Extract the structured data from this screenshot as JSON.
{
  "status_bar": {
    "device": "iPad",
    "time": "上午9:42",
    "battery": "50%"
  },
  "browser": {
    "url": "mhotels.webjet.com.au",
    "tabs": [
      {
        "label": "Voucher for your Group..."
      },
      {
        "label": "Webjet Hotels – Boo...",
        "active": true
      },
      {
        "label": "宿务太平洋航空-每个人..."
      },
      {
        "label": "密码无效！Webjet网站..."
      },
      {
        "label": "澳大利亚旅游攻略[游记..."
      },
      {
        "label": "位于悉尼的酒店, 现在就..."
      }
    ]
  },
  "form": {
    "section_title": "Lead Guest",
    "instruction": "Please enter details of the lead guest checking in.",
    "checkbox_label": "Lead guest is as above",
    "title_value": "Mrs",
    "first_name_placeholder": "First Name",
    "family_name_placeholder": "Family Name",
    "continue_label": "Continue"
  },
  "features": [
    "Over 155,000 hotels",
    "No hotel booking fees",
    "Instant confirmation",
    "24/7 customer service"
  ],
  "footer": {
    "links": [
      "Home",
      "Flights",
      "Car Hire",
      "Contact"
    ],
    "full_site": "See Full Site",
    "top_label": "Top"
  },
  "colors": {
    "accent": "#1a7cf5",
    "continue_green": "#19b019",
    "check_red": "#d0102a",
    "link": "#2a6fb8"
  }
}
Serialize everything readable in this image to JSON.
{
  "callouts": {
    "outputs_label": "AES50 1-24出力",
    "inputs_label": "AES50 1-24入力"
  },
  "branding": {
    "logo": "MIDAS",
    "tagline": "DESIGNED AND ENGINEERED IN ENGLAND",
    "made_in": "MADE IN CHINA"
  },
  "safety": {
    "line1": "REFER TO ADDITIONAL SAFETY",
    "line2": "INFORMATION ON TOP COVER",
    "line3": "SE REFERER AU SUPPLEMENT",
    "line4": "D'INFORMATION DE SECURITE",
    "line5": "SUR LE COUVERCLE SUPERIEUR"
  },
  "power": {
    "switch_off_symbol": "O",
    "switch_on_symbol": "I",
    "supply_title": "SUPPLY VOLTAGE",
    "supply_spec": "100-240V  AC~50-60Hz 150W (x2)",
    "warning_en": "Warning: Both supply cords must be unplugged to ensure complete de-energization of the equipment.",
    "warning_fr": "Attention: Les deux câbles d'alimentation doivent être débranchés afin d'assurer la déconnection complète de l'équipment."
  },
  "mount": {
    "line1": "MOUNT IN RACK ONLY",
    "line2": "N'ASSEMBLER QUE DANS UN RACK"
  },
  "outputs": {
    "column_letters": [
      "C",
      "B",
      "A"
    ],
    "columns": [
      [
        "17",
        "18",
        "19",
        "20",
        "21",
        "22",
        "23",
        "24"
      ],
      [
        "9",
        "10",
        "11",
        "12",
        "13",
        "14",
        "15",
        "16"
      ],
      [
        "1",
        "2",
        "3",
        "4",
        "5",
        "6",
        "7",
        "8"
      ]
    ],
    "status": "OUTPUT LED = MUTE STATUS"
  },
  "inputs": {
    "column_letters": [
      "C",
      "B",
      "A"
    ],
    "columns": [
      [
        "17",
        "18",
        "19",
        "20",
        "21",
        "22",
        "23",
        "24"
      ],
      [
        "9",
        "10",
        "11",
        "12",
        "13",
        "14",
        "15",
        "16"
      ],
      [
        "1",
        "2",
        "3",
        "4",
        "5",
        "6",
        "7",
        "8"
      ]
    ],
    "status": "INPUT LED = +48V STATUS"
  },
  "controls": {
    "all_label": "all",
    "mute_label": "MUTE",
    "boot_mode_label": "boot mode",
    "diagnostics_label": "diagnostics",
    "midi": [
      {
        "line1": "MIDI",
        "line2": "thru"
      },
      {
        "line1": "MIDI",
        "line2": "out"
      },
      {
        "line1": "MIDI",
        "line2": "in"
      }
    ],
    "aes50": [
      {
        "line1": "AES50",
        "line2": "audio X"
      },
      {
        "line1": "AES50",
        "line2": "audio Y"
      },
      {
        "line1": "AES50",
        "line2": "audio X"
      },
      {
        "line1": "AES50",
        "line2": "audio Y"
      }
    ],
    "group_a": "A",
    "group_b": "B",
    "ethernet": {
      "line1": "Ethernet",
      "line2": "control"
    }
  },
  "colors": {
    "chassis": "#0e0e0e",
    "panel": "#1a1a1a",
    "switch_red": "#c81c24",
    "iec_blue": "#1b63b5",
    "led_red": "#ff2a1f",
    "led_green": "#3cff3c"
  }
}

(DIRECTION): Output the listing above without altering a single character.

(EXPECTED ANSWER):
Extract the structured data from this screenshot as JSON.
{
  "status_bar": {
    "device": "iPad",
    "time": "上午9:42",
    "battery": "50%"
  },
  "browser": {
    "url": "mhotels.webjet.com.au",
    "tabs": [
      {
        "label": "Voucher for your Group..."
      },
      {
        "label": "Webjet Hotels – Boo...",
        "active": true
      },
      {
        "label": "宿务太平洋航空-每个人..."
      },
      {
        "label": "密码无效！Webjet网站..."
      },
      {
        "label": "澳大利亚旅游攻略[游记..."
      },
      {
        "label": "位于悉尼的酒店, 现在就..."
      }
    ]
  },
  "form": {
    "section_title": "Lead Guest",
    "instruction": "Please enter details of the lead guest checking in.",
    "checkbox_label": "Lead guest is as above",
    "title_value": "Mrs",
    "first_name_placeholder": "First Name",
    "family_name_placeholder": "Family Name",
    "continue_label": "Continue"
  },
  "features": [
    "Over 155,000 hotels",
    "No hotel booking fees",
    "Instant confirmation",
    "24/7 customer service"
  ],
  "footer": {
    "links": [
      "Home",
      "Flights",
      "Car Hire",
      "Contact"
    ],
    "full_site": "See Full Site",
    "top_label": "Top"
  },
  "colors": {
    "accent": "#1a7cf5",
    "continue_green": "#19b019",
    "check_red": "#d0102a",
    "link": "#2a6fb8"
  }
}
Serialize everything readable in this image to JSON.
{
  "callouts": {
    "outputs_label": "AES50 1-24出力",
    "inputs_label": "AES50 1-24入力"
  },
  "branding": {
    "logo": "MIDAS",
    "tagline": "DESIGNED AND ENGINEERED IN ENGLAND",
    "made_in": "MADE IN CHINA"
  },
  "safety": {
    "line1": "REFER TO ADDITIONAL SAFETY",
    "line2": "INFORMATION ON TOP COVER",
    "line3": "SE REFERER AU SUPPLEMENT",
    "line4": "D'INFORMATION DE SECURITE",
    "line5": "SUR LE COUVERCLE SUPERIEUR"
  },
  "power": {
    "switch_off_symbol": "O",
    "switch_on_symbol": "I",
    "supply_title": "SUPPLY VOLTAGE",
    "supply_spec": "100-240V  AC~50-60Hz 150W (x2)",
    "warning_en": "Warning: Both supply cords must be unplugged to ensure complete de-energization of the equipment.",
    "warning_fr": "Attention: Les deux câbles d'alimentation doivent être débranchés afin d'assurer la déconnection complète de l'équipment."
  },
  "mount": {
    "line1": "MOUNT IN RACK ONLY",
    "line2": "N'ASSEMBLER QUE DANS UN RACK"
  },
  "outputs": {
    "column_letters": [
      "C",
      "B",
      "A"
    ],
    "columns": [
      [
        "17",
        "18",
        "19",
        "20",
        "21",
        "22",
        "23",
        "24"
      ],
      [
        "9",
        "10",
        "11",
        "12",
        "13",
        "14",
        "15",
        "16"
      ],
      [
        "1",
        "2",
        "3",
        "4",
        "5",
        "6",
        "7",
        "8"
      ]
    ],
    "status": "OUTPUT LED = MUTE STATUS"
  },
  "inputs": {
    "column_letters": [
      "C",
      "B",
      "A"
    ],
    "columns": [
      [
        "17",
        "18",
        "19",
        "20",
        "21",
        "22",
        "23",
        "24"
      ],
      [
        "9",
        "10",
        "11",
        "12",
        "13",
        "14",
        "15",
        "16"
      ],
      [
        "1",
        "2",
        "3",
        "4",
        "5",
        "6",
        "7",
        "8"
      ]
    ],
    "status": "INPUT LED = +48V STATUS"
  },
  "controls": {
    "all_label": "all",
    "mute_label": "MUTE",
    "boot_mode_label": "boot mode",
    "diagnostics_label": "diagnostics",
    "midi": [
      {
        "line1": "MIDI",
        "line2": "thru"
      },
      {
        "line1": "MIDI",
        "line2": "out"
      },
      {
        "line1": "MIDI",
        "line2": "in"
      }
    ],
    "aes50": [
      {
        "line1": "AES50",
        "line2": "audio X"
      },
      {
        "line1": "AES50",
        "line2": "audio Y"
      },
      {
        "line1": "AES50",
        "line2": "audio X"
      },
      {
        "line1": "AES50",
        "line2": "audio Y"
      }
    ],
    "group_a": "A",
    "group_b": "B",
    "ethernet": {
      "line1": "Ethernet",
      "line2": "control"
    }
  },
  "colors": {
    "chassis": "#0e0e0e",
    "panel": "#1a1a1a",
    "switch_red": "#c81c24",
    "iec_blue": "#1b63b5",
    "led_red": "#ff2a1f",
    "led_green": "#3cff3c"
  }
}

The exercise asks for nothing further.